[WHAT IS NEEDED]
Omit the images, then print each record below exactly as it reads.

[START RAW DATA]

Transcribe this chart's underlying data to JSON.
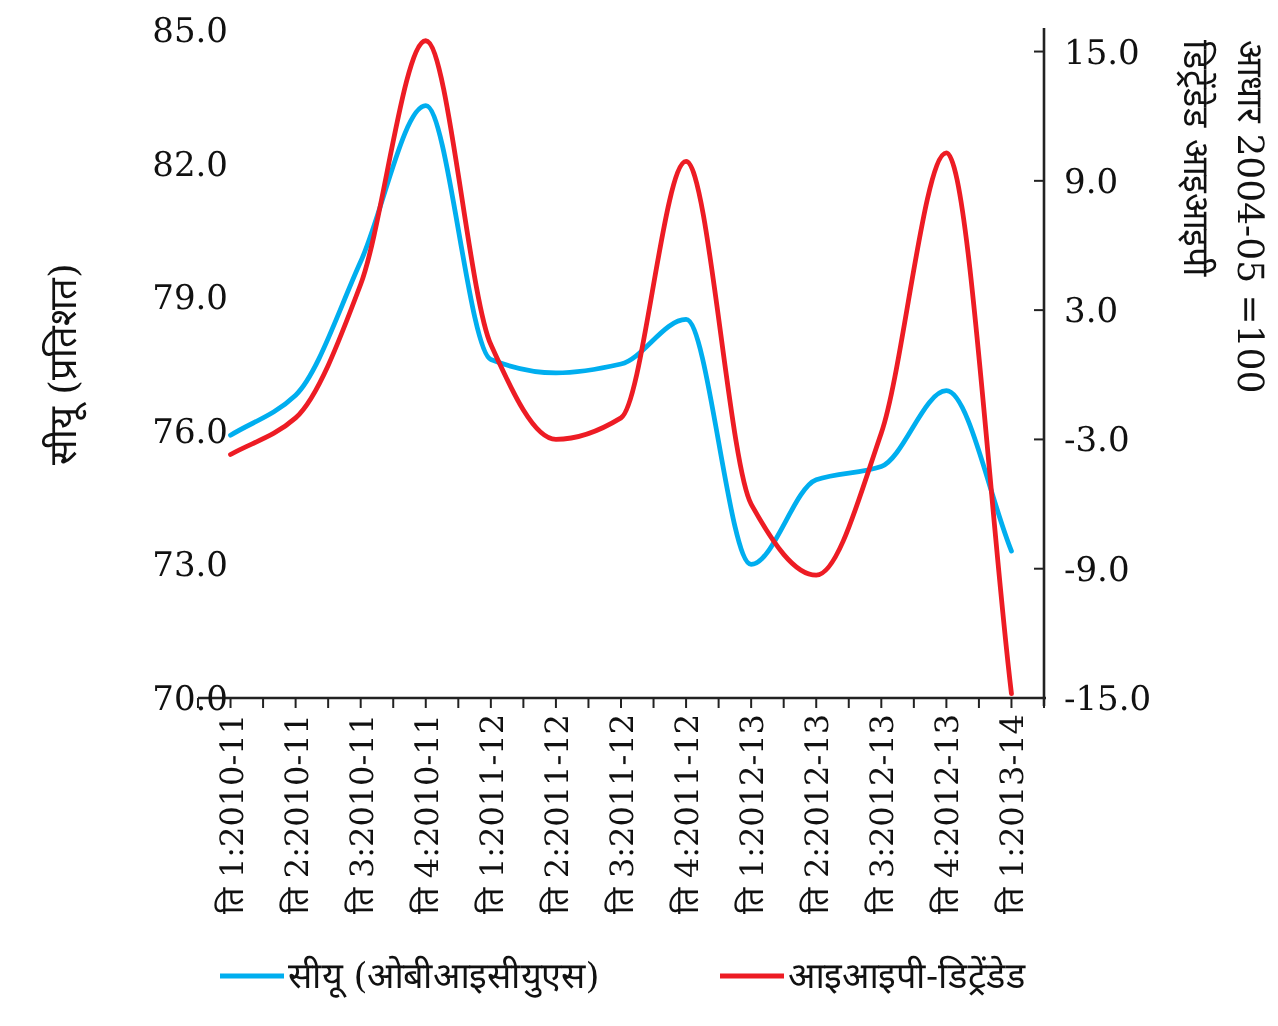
{
  "chart_data": {
    "type": "line",
    "ylabel": "सीयू (प्रतिशत)",
    "y2label": "डिट्रेंडेड आइआइपी\nआधार 2004-05 =100",
    "categories": [
      "ति 1:2010-11",
      "ति 2:2010-11",
      "ति 3:2010-11",
      "ति 4:2010-11",
      "ति 1:2011-12",
      "ति 2:2011-12",
      "ति 3:2011-12",
      "ति 4:2011-12",
      "ति 1:2012-13",
      "ति 2:2012-13",
      "ति 3:2012-13",
      "ति 4:2012-13",
      "ति 1:2013-14"
    ],
    "series": [
      {
        "name": "सीयू (ओबीआइसीयुएस)",
        "color": "#00aeef",
        "values": [
          75.9,
          76.8,
          79.8,
          83.3,
          77.6,
          77.3,
          77.5,
          78.5,
          73.0,
          74.9,
          75.2,
          76.9,
          73.3
        ]
      },
      {
        "name": "आइआइपी-डिट्रेंडेड",
        "color": "#ed1c24",
        "axis": "y2",
        "values": [
          -3.7,
          -2.0,
          4.2,
          15.5,
          1.4,
          -3.0,
          -2.0,
          9.9,
          -6.0,
          -9.3,
          -2.7,
          10.3,
          -14.8
        ]
      }
    ],
    "ylim": [
      70,
      85
    ],
    "yticks": [
      {
        "value": 70,
        "label": "70.0"
      },
      {
        "value": 73,
        "label": "73.0"
      },
      {
        "value": 76,
        "label": "76.0"
      },
      {
        "value": 79,
        "label": "79.0"
      },
      {
        "value": 82,
        "label": "82.0"
      },
      {
        "value": 85,
        "label": "85.0"
      }
    ],
    "y2lim": [
      -15,
      16
    ],
    "y2ticks": [
      {
        "value": -15,
        "label": "-15.0"
      },
      {
        "value": -9,
        "label": "-9.0"
      },
      {
        "value": -3,
        "label": "-3.0"
      },
      {
        "value": 3,
        "label": "3.0"
      },
      {
        "value": 9,
        "label": "9.0"
      },
      {
        "value": 15,
        "label": "15.0"
      }
    ],
    "legend": "bottom",
    "grid": false,
    "marker": "none",
    "line_style": "solid"
  }
}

[END RAW DATA]

[TASK SOLUTION]
Transcribe this chart's underlying data to JSON.
{
  "chart_data": {
    "type": "line",
    "ylabel": "सीयू (प्रतिशत)",
    "y2label": "डिट्रेंडेड आइआइपी\nआधार 2004-05 =100",
    "categories": [
      "ति 1:2010-11",
      "ति 2:2010-11",
      "ति 3:2010-11",
      "ति 4:2010-11",
      "ति 1:2011-12",
      "ति 2:2011-12",
      "ति 3:2011-12",
      "ति 4:2011-12",
      "ति 1:2012-13",
      "ति 2:2012-13",
      "ति 3:2012-13",
      "ति 4:2012-13",
      "ति 1:2013-14"
    ],
    "series": [
      {
        "name": "सीयू (ओबीआइसीयुएस)",
        "color": "#00aeef",
        "values": [
          75.9,
          76.8,
          79.8,
          83.3,
          77.6,
          77.3,
          77.5,
          78.5,
          73.0,
          74.9,
          75.2,
          76.9,
          73.3
        ]
      },
      {
        "name": "आइआइपी-डिट्रेंडेड",
        "color": "#ed1c24",
        "axis": "y2",
        "values": [
          -3.7,
          -2.0,
          4.2,
          15.5,
          1.4,
          -3.0,
          -2.0,
          9.9,
          -6.0,
          -9.3,
          -2.7,
          10.3,
          -14.8
        ]
      }
    ],
    "ylim": [
      70,
      85
    ],
    "yticks": [
      {
        "value": 70,
        "label": "70.0"
      },
      {
        "value": 73,
        "label": "73.0"
      },
      {
        "value": 76,
        "label": "76.0"
      },
      {
        "value": 79,
        "label": "79.0"
      },
      {
        "value": 82,
        "label": "82.0"
      },
      {
        "value": 85,
        "label": "85.0"
      }
    ],
    "y2lim": [
      -15,
      16
    ],
    "y2ticks": [
      {
        "value": -15,
        "label": "-15.0"
      },
      {
        "value": -9,
        "label": "-9.0"
      },
      {
        "value": -3,
        "label": "-3.0"
      },
      {
        "value": 3,
        "label": "3.0"
      },
      {
        "value": 9,
        "label": "9.0"
      },
      {
        "value": 15,
        "label": "15.0"
      }
    ],
    "legend": "bottom",
    "grid": false,
    "marker": "none",
    "line_style": "solid"
  }
}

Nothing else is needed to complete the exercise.